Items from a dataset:
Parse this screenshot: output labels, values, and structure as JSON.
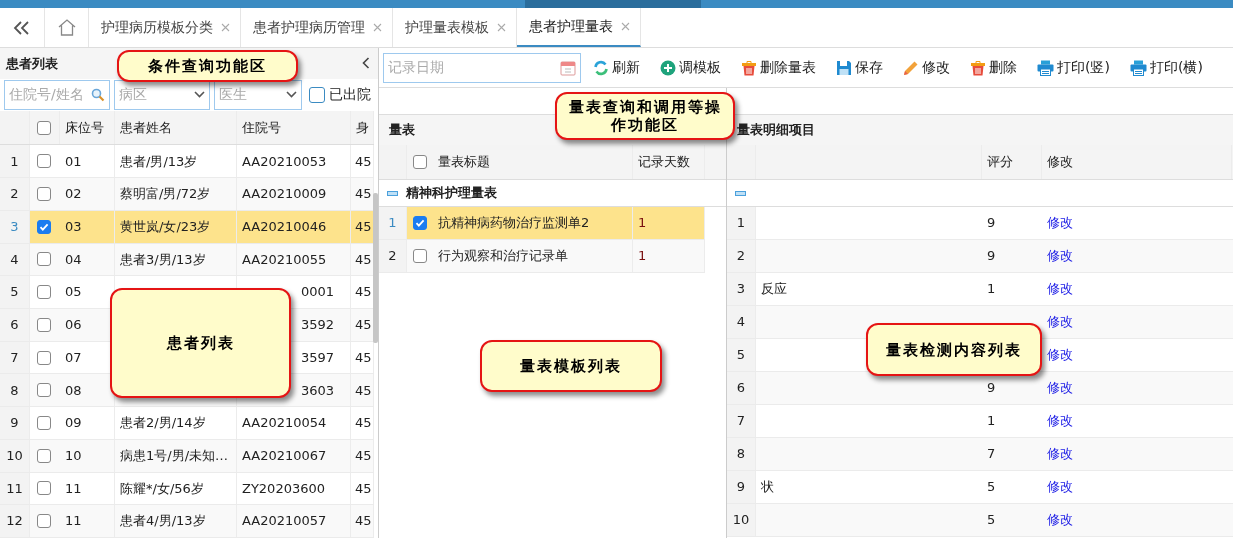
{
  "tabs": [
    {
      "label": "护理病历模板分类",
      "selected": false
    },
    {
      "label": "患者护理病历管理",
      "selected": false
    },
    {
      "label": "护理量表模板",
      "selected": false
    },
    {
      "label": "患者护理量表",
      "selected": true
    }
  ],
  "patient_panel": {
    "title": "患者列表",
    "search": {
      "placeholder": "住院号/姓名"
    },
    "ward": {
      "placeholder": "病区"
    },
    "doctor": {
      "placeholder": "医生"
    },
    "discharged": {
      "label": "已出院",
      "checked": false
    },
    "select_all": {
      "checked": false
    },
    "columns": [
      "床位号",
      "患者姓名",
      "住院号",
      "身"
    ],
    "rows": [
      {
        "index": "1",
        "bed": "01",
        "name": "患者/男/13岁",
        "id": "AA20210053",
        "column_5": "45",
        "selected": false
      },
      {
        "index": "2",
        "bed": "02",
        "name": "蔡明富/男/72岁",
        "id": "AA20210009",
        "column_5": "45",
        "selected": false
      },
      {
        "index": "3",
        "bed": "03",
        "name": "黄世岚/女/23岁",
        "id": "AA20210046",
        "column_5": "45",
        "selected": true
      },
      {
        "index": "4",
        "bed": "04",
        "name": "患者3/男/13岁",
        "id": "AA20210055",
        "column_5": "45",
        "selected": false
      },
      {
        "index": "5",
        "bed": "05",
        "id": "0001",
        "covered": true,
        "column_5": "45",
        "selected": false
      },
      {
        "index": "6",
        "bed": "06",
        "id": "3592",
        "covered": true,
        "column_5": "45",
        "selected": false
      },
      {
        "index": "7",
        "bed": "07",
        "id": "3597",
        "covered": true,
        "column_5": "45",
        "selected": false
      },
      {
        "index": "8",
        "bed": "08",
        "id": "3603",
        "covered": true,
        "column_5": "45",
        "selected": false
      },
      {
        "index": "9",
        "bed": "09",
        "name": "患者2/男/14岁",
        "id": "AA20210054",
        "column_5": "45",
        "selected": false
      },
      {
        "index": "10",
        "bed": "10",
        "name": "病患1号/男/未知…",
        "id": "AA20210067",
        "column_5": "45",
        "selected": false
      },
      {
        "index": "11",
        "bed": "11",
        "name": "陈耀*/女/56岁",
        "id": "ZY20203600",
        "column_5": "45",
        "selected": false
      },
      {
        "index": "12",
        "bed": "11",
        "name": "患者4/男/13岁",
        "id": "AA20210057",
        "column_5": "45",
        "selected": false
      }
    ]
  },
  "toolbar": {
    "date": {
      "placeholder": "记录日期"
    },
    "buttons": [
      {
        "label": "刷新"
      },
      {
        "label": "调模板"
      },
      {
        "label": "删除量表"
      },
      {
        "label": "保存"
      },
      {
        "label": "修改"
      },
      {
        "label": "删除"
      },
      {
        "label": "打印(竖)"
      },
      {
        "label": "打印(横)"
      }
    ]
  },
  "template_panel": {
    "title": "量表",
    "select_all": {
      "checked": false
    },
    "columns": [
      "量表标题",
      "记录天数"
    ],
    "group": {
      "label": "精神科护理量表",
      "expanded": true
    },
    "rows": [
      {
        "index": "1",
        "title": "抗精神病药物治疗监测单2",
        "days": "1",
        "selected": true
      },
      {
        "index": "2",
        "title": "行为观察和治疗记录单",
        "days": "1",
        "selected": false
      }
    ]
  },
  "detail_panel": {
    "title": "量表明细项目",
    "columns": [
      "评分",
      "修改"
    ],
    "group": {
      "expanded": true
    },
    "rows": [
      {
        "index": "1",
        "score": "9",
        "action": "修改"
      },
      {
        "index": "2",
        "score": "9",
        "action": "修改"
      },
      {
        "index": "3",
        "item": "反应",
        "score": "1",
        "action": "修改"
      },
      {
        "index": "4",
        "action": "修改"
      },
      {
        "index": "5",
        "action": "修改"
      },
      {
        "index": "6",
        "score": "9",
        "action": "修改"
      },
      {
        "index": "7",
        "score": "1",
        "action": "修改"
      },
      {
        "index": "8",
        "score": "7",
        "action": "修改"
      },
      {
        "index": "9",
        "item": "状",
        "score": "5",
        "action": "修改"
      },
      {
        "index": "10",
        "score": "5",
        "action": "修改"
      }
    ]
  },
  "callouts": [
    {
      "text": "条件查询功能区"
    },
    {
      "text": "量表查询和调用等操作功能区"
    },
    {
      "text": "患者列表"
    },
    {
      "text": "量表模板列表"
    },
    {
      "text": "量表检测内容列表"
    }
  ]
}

==

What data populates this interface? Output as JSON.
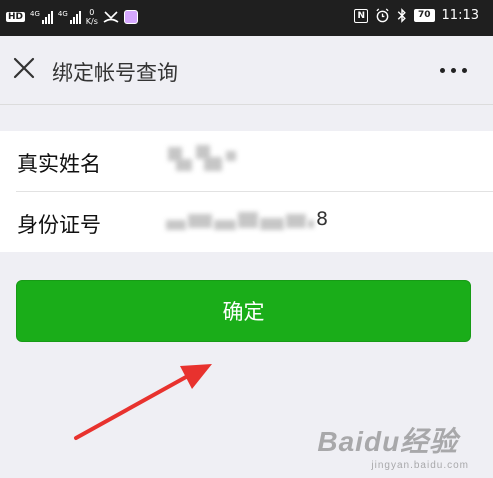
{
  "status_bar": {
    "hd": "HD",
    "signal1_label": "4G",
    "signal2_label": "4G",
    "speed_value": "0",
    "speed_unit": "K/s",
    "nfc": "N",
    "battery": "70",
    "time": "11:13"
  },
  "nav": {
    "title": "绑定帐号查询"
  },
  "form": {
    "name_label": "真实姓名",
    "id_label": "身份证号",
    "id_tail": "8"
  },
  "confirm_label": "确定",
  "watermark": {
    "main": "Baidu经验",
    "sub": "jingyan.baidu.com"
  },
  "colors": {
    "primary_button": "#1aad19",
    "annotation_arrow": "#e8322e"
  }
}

---

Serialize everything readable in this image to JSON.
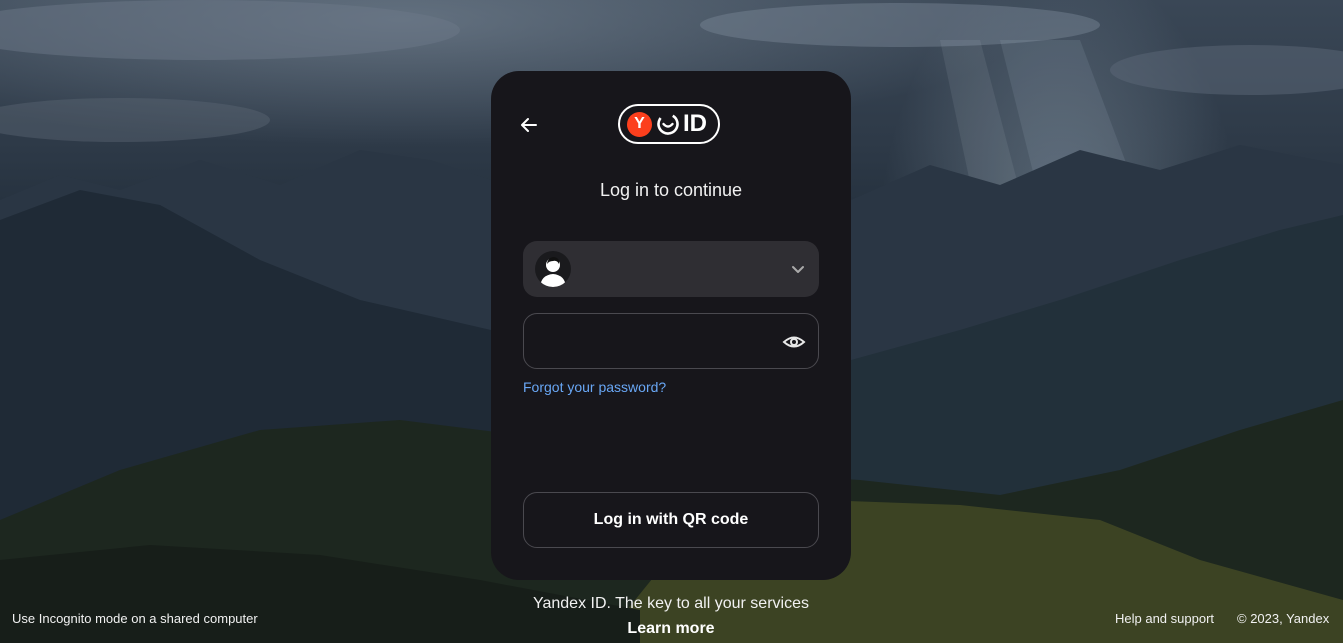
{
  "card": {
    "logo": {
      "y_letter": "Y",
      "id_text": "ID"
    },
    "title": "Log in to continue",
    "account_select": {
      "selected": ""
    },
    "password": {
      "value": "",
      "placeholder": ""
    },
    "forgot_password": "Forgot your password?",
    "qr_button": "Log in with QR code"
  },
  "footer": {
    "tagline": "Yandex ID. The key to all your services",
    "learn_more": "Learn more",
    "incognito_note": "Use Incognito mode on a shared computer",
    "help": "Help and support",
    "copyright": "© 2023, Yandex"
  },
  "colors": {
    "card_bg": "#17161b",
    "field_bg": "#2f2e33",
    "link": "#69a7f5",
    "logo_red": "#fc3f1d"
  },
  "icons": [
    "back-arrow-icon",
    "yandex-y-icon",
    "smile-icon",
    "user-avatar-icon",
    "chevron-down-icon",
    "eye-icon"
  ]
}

Aim: Find the word "title" in the material, then list each line that holds it.

Task result:
    "title": "患者列表",
    "title": "量表",
        "title": "抗精神病药物治疗监测单2",
        "title": "行为观察和治疗记录单",
    "title": "量表明细项目",
    "title": "绑定帐号查询"
    "title": "Log in to continue",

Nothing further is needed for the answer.